### Task directions
Restate the entries below word for word, omitting nothing.

### Material supplied
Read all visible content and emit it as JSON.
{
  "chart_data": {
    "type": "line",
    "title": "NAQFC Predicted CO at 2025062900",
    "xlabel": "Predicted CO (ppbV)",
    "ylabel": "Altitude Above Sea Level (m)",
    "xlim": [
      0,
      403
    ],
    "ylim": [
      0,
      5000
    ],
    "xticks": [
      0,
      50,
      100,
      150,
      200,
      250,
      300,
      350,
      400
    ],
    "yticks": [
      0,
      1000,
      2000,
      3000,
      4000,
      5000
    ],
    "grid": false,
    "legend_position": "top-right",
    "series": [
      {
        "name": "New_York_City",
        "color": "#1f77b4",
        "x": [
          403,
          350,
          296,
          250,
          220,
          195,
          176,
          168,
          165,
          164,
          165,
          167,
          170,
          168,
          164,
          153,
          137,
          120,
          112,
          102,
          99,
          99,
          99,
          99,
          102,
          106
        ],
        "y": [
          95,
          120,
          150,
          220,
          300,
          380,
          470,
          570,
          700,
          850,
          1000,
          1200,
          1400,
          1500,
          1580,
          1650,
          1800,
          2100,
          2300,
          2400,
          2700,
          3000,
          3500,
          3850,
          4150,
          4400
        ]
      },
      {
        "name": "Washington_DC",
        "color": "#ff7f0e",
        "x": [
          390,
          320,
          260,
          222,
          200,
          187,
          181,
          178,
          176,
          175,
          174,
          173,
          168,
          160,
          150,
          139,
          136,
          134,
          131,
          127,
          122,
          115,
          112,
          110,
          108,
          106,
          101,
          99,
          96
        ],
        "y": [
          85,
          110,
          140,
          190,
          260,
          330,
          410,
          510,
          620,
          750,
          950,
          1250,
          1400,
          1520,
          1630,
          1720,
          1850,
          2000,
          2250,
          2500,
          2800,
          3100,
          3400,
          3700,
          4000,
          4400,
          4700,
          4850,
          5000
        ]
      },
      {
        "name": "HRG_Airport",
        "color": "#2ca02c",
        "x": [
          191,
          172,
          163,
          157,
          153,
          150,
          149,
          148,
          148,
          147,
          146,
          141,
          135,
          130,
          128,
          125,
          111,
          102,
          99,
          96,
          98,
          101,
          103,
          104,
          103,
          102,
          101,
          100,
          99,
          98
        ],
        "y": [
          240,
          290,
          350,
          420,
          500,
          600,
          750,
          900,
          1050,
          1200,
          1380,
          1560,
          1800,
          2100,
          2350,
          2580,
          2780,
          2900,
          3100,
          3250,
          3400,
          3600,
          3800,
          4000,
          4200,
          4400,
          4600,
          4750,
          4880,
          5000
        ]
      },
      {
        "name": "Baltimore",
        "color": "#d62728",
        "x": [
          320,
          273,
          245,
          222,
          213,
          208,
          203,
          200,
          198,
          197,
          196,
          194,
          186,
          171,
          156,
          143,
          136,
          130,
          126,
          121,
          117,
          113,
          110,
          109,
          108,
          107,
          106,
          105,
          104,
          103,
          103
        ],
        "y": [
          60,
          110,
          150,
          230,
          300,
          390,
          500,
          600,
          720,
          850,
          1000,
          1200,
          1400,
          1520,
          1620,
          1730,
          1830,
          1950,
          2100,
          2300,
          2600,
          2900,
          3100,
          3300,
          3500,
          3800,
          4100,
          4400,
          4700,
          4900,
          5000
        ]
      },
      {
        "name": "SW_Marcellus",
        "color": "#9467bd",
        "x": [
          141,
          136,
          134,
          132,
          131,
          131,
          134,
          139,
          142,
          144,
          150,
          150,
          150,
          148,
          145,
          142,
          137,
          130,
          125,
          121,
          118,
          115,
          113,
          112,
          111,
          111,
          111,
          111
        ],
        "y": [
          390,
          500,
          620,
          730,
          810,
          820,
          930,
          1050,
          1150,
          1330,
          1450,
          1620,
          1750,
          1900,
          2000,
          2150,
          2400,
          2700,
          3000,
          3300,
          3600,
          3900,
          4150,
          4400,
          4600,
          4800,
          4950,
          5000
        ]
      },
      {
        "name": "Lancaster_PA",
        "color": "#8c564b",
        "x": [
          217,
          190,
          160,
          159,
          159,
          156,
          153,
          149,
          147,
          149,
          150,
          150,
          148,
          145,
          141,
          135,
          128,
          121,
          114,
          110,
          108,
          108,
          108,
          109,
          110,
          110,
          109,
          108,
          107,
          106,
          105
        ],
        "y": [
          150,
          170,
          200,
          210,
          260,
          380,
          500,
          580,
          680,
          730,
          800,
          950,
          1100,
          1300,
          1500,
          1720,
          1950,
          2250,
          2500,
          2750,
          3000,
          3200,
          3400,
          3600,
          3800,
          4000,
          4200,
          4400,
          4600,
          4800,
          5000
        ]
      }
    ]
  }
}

### Complete answer
Read all visible content and emit it as JSON.
{
  "chart_data": {
    "type": "line",
    "title": "NAQFC Predicted CO at 2025062900",
    "xlabel": "Predicted CO (ppbV)",
    "ylabel": "Altitude Above Sea Level (m)",
    "xlim": [
      0,
      403
    ],
    "ylim": [
      0,
      5000
    ],
    "xticks": [
      0,
      50,
      100,
      150,
      200,
      250,
      300,
      350,
      400
    ],
    "yticks": [
      0,
      1000,
      2000,
      3000,
      4000,
      5000
    ],
    "grid": false,
    "legend_position": "top-right",
    "series": [
      {
        "name": "New_York_City",
        "color": "#1f77b4",
        "x": [
          403,
          350,
          296,
          250,
          220,
          195,
          176,
          168,
          165,
          164,
          165,
          167,
          170,
          168,
          164,
          153,
          137,
          120,
          112,
          102,
          99,
          99,
          99,
          99,
          102,
          106
        ],
        "y": [
          95,
          120,
          150,
          220,
          300,
          380,
          470,
          570,
          700,
          850,
          1000,
          1200,
          1400,
          1500,
          1580,
          1650,
          1800,
          2100,
          2300,
          2400,
          2700,
          3000,
          3500,
          3850,
          4150,
          4400
        ]
      },
      {
        "name": "Washington_DC",
        "color": "#ff7f0e",
        "x": [
          390,
          320,
          260,
          222,
          200,
          187,
          181,
          178,
          176,
          175,
          174,
          173,
          168,
          160,
          150,
          139,
          136,
          134,
          131,
          127,
          122,
          115,
          112,
          110,
          108,
          106,
          101,
          99,
          96
        ],
        "y": [
          85,
          110,
          140,
          190,
          260,
          330,
          410,
          510,
          620,
          750,
          950,
          1250,
          1400,
          1520,
          1630,
          1720,
          1850,
          2000,
          2250,
          2500,
          2800,
          3100,
          3400,
          3700,
          4000,
          4400,
          4700,
          4850,
          5000
        ]
      },
      {
        "name": "HRG_Airport",
        "color": "#2ca02c",
        "x": [
          191,
          172,
          163,
          157,
          153,
          150,
          149,
          148,
          148,
          147,
          146,
          141,
          135,
          130,
          128,
          125,
          111,
          102,
          99,
          96,
          98,
          101,
          103,
          104,
          103,
          102,
          101,
          100,
          99,
          98
        ],
        "y": [
          240,
          290,
          350,
          420,
          500,
          600,
          750,
          900,
          1050,
          1200,
          1380,
          1560,
          1800,
          2100,
          2350,
          2580,
          2780,
          2900,
          3100,
          3250,
          3400,
          3600,
          3800,
          4000,
          4200,
          4400,
          4600,
          4750,
          4880,
          5000
        ]
      },
      {
        "name": "Baltimore",
        "color": "#d62728",
        "x": [
          320,
          273,
          245,
          222,
          213,
          208,
          203,
          200,
          198,
          197,
          196,
          194,
          186,
          171,
          156,
          143,
          136,
          130,
          126,
          121,
          117,
          113,
          110,
          109,
          108,
          107,
          106,
          105,
          104,
          103,
          103
        ],
        "y": [
          60,
          110,
          150,
          230,
          300,
          390,
          500,
          600,
          720,
          850,
          1000,
          1200,
          1400,
          1520,
          1620,
          1730,
          1830,
          1950,
          2100,
          2300,
          2600,
          2900,
          3100,
          3300,
          3500,
          3800,
          4100,
          4400,
          4700,
          4900,
          5000
        ]
      },
      {
        "name": "SW_Marcellus",
        "color": "#9467bd",
        "x": [
          141,
          136,
          134,
          132,
          131,
          131,
          134,
          139,
          142,
          144,
          150,
          150,
          150,
          148,
          145,
          142,
          137,
          130,
          125,
          121,
          118,
          115,
          113,
          112,
          111,
          111,
          111,
          111
        ],
        "y": [
          390,
          500,
          620,
          730,
          810,
          820,
          930,
          1050,
          1150,
          1330,
          1450,
          1620,
          1750,
          1900,
          2000,
          2150,
          2400,
          2700,
          3000,
          3300,
          3600,
          3900,
          4150,
          4400,
          4600,
          4800,
          4950,
          5000
        ]
      },
      {
        "name": "Lancaster_PA",
        "color": "#8c564b",
        "x": [
          217,
          190,
          160,
          159,
          159,
          156,
          153,
          149,
          147,
          149,
          150,
          150,
          148,
          145,
          141,
          135,
          128,
          121,
          114,
          110,
          108,
          108,
          108,
          109,
          110,
          110,
          109,
          108,
          107,
          106,
          105
        ],
        "y": [
          150,
          170,
          200,
          210,
          260,
          380,
          500,
          580,
          680,
          730,
          800,
          950,
          1100,
          1300,
          1500,
          1720,
          1950,
          2250,
          2500,
          2750,
          3000,
          3200,
          3400,
          3600,
          3800,
          4000,
          4200,
          4400,
          4600,
          4800,
          5000
        ]
      }
    ]
  }
}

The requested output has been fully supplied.